UIT TE VOEREN TAKEN:
A: Welke functie had de werknemer volgens de uitspraak?
B: Vertaal deze zin uit de uitspraak naar het Engels: "Daarnaast acht de bedrijfsarts het IZP en arbeidsdeskundig onderzoek nog onverminderd van waarde."
C: Noem alle tussenkopjes die in de uitspraak voorkomen.

**** BRON ****

Echter, “doordat de medische situatie sedertdien niet evident is gewijzigd en dus dit risico op herhaling van een toename van de toen spelende medische beperkingen mijns inziens een reëel risico vormt. Dit zal ook zo de komende tijd (diverse maanden) naar verwachting de situatie zijn”, aldus de bedrijfsarts.
Volledig herstel binnen 26 weken ligt niet in lijn der verwachting
Daarnaast acht de bedrijfsarts het IZP en arbeidsdeskundig onderzoek nog onverminderd van waarde. De kantonrechter is, in lijn met de visie van de bedrijfsarts, van oordeel dat de beschikbare medische en arbeidsdeskundige informatie, waaronder de (eerdere) rapportages van de bedrijfsarts, het IZP en het arbeidsdeskundig onderzoek, er op wijzen dat volledig herstel van de werknemer voor het uitvoeren van alle taken als pedagogisch medewerker binnen 26 weken niet in de lijn der verwachting ligt.
Niet steeds eigen taken in volle omvang verricht
Uit deze stukken blijkt ook dat de werknemer, anders dan zij aanvoert in de onderhavige procedure, tijdens de re-integratie niet steeds haar eigen taken in de volle omvang verrichtte. Het arbeidsdeskundig onderzoek, waartegen de werknemer destijds niet heeft geprotesteerd concludeert:
“Het eigen werk is niet structureel passend te maken voor werknemer, ook niet met gebruik van voorzieningen of aanpassingen, omdat de afzonderlijke taken niet zodanig zijn te scheiden dat er een functie-inhoud ontstaat die in voldoende mate aansluit bij de beperkte belastbaarheid van werknemer. Wanneer deze taken wel worden gescheiden, komt het oorspronkelijke doel van de functie te vervallen.”
Hetgeen de werknemer daar tegenin heeft gebracht, is onvoldoende gemotiveerd om tot oordeel te komen dat voldoende is komen vast te staan dat de werknemer gedurende de uren dat zij werkte, wel al haar taken verrichtte en kon verrichten en om die reden is te verwachten dat zij dat na 26 weken ook zal kunnen.
Versnelde route
Dat er feitelijk een gebrek is aan meer (recente) medische over de belastbaarheid van de werknemer en geen actuele arbeidsdeskundige informatie kan niet aan de werkgever worden tegengeworpen.
In januari 2024 heeft UVW de werknemer benaderd voor de mogelijkheid van een versnelde procedure voor de toekenning van een loongerelateerde WGA-uitkering bij 80-100% arbeidsongeschiktheid. De werknemer heeft daarvoor gekozen omdat dat haar inkomenszekerheid gaf, zo heeft de werknemer ter zitting verklaard.

**** AANGELEVERD MATERIAAL ****

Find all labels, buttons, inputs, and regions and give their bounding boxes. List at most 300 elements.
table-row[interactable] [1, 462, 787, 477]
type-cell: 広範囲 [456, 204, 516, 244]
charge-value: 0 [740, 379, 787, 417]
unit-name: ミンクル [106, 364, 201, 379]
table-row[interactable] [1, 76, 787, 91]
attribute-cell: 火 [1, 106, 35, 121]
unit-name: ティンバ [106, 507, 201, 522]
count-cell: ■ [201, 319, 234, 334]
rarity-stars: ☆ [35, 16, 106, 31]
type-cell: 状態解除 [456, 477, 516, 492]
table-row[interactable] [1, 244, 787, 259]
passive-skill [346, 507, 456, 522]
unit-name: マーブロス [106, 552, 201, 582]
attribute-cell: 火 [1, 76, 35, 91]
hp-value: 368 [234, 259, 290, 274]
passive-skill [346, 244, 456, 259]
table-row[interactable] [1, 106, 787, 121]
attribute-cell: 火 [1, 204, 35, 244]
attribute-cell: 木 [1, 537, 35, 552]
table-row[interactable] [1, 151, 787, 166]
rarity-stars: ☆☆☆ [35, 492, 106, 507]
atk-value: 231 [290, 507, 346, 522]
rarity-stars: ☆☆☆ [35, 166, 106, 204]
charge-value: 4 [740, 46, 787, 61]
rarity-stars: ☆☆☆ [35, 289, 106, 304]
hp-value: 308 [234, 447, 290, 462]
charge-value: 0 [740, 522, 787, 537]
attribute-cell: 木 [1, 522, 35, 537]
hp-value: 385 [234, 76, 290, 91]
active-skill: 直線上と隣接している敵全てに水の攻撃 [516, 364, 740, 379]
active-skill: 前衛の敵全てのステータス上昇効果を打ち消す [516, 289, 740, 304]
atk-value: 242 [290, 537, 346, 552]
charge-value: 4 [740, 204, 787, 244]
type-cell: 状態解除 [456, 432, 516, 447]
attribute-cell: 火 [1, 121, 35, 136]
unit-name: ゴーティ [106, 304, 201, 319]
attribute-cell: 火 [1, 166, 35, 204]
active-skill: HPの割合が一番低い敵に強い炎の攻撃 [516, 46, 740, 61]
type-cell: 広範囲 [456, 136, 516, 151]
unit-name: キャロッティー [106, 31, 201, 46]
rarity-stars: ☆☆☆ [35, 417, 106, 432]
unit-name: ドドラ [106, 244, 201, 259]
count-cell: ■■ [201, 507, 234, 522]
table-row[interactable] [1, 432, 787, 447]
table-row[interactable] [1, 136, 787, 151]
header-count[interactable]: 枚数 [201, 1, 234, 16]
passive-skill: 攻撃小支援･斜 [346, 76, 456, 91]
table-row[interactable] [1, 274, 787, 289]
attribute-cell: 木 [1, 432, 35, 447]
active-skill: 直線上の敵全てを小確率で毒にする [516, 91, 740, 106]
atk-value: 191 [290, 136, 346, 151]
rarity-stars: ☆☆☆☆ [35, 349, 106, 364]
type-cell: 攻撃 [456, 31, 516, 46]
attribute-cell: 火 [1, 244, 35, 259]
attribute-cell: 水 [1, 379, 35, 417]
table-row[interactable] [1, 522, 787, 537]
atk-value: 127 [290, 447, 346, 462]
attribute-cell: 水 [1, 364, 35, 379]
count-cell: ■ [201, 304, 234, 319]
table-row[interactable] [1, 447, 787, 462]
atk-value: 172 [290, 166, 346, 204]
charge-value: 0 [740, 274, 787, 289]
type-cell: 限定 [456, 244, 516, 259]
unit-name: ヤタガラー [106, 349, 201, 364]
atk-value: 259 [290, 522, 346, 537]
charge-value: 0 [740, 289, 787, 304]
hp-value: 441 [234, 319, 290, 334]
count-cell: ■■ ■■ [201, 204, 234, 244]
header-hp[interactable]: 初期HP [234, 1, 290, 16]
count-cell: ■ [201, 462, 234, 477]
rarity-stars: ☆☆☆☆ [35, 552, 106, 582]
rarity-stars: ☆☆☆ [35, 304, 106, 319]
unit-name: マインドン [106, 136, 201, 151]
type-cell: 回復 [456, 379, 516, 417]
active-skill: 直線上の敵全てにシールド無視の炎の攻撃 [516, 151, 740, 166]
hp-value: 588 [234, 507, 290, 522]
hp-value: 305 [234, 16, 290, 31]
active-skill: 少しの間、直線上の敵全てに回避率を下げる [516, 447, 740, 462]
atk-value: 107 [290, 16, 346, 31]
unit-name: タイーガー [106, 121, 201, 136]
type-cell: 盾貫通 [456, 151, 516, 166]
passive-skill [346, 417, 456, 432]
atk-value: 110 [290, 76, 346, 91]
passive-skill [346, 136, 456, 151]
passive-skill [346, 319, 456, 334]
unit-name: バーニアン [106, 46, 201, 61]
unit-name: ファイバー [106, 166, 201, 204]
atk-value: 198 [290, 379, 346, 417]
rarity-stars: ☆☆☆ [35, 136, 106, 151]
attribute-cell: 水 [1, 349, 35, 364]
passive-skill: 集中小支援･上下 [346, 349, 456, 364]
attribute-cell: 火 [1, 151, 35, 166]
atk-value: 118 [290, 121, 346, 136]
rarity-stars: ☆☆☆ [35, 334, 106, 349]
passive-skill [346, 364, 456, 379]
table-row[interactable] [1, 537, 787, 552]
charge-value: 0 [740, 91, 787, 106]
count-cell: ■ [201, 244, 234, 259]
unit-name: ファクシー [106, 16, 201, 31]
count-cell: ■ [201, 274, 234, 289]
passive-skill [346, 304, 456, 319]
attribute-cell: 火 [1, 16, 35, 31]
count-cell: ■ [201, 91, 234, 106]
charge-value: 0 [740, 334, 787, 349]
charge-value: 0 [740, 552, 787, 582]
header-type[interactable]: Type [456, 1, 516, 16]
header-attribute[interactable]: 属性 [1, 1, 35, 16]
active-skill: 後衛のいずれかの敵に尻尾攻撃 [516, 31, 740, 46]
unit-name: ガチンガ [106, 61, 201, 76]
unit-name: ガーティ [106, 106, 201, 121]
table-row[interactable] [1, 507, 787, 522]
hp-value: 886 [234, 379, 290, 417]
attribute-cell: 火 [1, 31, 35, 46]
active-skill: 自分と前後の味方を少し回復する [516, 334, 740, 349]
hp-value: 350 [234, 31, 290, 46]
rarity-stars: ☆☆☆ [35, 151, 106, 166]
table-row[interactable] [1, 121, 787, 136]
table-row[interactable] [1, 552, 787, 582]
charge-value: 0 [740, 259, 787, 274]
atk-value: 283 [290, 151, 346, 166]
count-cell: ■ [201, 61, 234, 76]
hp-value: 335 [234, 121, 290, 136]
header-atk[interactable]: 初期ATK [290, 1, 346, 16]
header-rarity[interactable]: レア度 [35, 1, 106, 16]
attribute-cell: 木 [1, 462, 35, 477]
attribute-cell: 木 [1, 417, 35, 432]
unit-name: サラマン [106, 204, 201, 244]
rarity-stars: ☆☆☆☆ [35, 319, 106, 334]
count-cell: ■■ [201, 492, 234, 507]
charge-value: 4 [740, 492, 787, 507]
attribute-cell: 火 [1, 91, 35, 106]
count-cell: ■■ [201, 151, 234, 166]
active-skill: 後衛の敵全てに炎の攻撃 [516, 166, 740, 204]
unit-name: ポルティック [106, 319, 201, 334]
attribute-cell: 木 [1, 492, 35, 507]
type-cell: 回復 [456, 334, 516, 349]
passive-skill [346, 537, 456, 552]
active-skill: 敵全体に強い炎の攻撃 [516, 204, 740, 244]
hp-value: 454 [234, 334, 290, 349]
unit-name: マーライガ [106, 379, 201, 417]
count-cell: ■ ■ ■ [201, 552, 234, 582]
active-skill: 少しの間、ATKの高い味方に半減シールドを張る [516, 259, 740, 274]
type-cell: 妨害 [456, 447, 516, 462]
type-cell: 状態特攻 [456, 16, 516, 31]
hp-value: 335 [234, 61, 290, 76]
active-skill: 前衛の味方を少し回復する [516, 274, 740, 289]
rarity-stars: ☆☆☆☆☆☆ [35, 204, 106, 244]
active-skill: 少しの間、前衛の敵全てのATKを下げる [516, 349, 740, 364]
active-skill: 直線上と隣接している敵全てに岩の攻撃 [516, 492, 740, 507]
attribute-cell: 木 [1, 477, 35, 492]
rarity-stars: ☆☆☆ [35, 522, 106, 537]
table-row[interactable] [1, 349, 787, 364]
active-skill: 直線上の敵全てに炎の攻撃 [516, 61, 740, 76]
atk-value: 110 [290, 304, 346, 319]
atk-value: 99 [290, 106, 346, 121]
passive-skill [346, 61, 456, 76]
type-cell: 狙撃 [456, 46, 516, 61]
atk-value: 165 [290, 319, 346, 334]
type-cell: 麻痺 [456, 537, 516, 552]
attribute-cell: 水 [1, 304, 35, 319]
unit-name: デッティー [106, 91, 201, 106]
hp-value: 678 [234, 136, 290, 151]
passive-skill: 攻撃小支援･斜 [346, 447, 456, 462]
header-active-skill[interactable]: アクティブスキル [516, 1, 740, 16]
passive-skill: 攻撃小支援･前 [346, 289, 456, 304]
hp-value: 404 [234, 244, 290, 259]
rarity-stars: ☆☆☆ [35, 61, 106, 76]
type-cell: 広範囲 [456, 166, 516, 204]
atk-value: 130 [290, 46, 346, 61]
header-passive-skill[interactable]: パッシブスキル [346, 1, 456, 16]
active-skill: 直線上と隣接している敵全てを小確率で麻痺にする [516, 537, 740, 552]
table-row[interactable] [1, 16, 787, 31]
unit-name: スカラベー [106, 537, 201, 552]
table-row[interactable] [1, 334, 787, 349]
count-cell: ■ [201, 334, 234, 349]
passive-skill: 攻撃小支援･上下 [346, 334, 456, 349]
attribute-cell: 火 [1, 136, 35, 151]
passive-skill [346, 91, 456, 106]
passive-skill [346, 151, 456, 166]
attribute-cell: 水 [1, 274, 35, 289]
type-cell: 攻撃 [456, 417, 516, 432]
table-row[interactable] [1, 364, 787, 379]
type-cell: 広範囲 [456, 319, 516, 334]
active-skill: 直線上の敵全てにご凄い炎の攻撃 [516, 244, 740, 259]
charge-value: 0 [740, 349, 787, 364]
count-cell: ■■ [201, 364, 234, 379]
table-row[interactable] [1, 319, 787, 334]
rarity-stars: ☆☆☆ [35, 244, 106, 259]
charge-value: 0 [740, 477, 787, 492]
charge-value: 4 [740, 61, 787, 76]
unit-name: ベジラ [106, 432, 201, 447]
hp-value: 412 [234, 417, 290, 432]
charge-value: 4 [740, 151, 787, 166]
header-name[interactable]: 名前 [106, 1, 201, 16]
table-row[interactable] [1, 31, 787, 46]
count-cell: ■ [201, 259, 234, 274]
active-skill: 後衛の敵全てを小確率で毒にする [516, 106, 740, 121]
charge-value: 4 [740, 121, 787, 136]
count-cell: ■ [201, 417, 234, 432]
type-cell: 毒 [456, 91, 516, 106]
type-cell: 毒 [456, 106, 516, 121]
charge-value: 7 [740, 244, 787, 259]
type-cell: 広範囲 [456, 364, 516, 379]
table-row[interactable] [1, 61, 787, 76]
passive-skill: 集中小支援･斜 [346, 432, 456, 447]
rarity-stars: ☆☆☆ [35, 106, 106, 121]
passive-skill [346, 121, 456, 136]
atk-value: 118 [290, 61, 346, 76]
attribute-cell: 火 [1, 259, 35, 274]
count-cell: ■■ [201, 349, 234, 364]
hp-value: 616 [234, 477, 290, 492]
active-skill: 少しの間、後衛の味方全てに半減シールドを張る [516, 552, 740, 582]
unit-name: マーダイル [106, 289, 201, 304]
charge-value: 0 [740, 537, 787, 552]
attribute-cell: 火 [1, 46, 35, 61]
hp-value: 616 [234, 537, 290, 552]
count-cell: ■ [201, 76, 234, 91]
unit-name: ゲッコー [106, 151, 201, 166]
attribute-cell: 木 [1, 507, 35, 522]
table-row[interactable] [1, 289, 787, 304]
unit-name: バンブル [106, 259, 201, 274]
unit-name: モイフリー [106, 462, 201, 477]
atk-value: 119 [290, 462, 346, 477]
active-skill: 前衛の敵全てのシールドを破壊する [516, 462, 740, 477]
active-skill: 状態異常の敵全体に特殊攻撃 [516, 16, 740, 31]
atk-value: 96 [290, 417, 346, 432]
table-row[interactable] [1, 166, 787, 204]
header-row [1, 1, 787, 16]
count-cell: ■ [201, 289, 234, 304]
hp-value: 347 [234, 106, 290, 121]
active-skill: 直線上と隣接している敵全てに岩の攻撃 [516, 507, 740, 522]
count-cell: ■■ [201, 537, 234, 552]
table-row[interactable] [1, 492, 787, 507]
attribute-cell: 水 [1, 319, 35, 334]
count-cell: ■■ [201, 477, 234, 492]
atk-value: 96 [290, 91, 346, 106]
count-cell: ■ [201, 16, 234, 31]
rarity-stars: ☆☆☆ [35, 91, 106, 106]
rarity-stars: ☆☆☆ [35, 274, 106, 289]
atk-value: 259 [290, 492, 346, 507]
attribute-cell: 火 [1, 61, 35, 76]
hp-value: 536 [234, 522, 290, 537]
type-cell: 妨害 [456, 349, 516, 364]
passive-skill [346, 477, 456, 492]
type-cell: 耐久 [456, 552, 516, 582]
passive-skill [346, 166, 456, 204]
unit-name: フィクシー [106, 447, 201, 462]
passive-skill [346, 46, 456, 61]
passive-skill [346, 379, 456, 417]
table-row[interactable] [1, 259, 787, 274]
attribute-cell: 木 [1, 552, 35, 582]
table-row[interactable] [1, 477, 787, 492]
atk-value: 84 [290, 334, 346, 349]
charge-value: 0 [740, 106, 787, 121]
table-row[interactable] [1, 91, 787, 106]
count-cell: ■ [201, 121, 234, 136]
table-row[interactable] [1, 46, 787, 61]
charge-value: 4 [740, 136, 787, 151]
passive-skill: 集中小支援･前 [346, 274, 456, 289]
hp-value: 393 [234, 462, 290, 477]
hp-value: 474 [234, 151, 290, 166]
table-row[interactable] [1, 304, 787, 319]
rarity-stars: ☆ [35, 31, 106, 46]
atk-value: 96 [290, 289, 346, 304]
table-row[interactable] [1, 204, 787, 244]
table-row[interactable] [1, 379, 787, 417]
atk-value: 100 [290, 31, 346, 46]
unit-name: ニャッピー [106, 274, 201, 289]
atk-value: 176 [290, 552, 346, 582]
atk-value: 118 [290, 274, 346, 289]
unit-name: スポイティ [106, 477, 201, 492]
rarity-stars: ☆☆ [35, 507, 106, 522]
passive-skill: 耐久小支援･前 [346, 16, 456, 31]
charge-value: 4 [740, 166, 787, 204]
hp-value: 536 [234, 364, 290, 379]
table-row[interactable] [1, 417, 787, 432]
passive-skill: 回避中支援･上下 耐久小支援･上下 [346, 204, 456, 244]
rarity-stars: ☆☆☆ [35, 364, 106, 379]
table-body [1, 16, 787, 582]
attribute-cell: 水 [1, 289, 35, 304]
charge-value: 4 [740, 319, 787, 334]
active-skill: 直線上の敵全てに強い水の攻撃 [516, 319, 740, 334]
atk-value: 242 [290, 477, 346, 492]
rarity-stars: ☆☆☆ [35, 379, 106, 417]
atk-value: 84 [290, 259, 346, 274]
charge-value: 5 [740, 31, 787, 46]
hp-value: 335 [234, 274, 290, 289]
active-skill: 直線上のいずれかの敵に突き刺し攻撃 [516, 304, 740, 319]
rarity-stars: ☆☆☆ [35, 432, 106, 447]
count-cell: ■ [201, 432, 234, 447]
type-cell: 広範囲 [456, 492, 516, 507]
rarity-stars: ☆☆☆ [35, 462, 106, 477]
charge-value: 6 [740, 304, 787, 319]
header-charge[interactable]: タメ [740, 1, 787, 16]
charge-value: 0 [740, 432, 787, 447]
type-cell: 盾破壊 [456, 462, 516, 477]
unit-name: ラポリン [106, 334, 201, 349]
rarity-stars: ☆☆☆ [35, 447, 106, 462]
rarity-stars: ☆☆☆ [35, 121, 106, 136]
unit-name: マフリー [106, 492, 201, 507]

****

DE ANTWOORDEN:
A: Pedagogisch medewerker.

B: In addition, the company doctor still considers the IZP and the occupational expert assessment to be of undiminished value.

C:
- Volledig herstel binnen 26 weken ligt niet in lijn der verwachting
- Niet steeds eigen taken in volle omvang verricht
- Versnelde route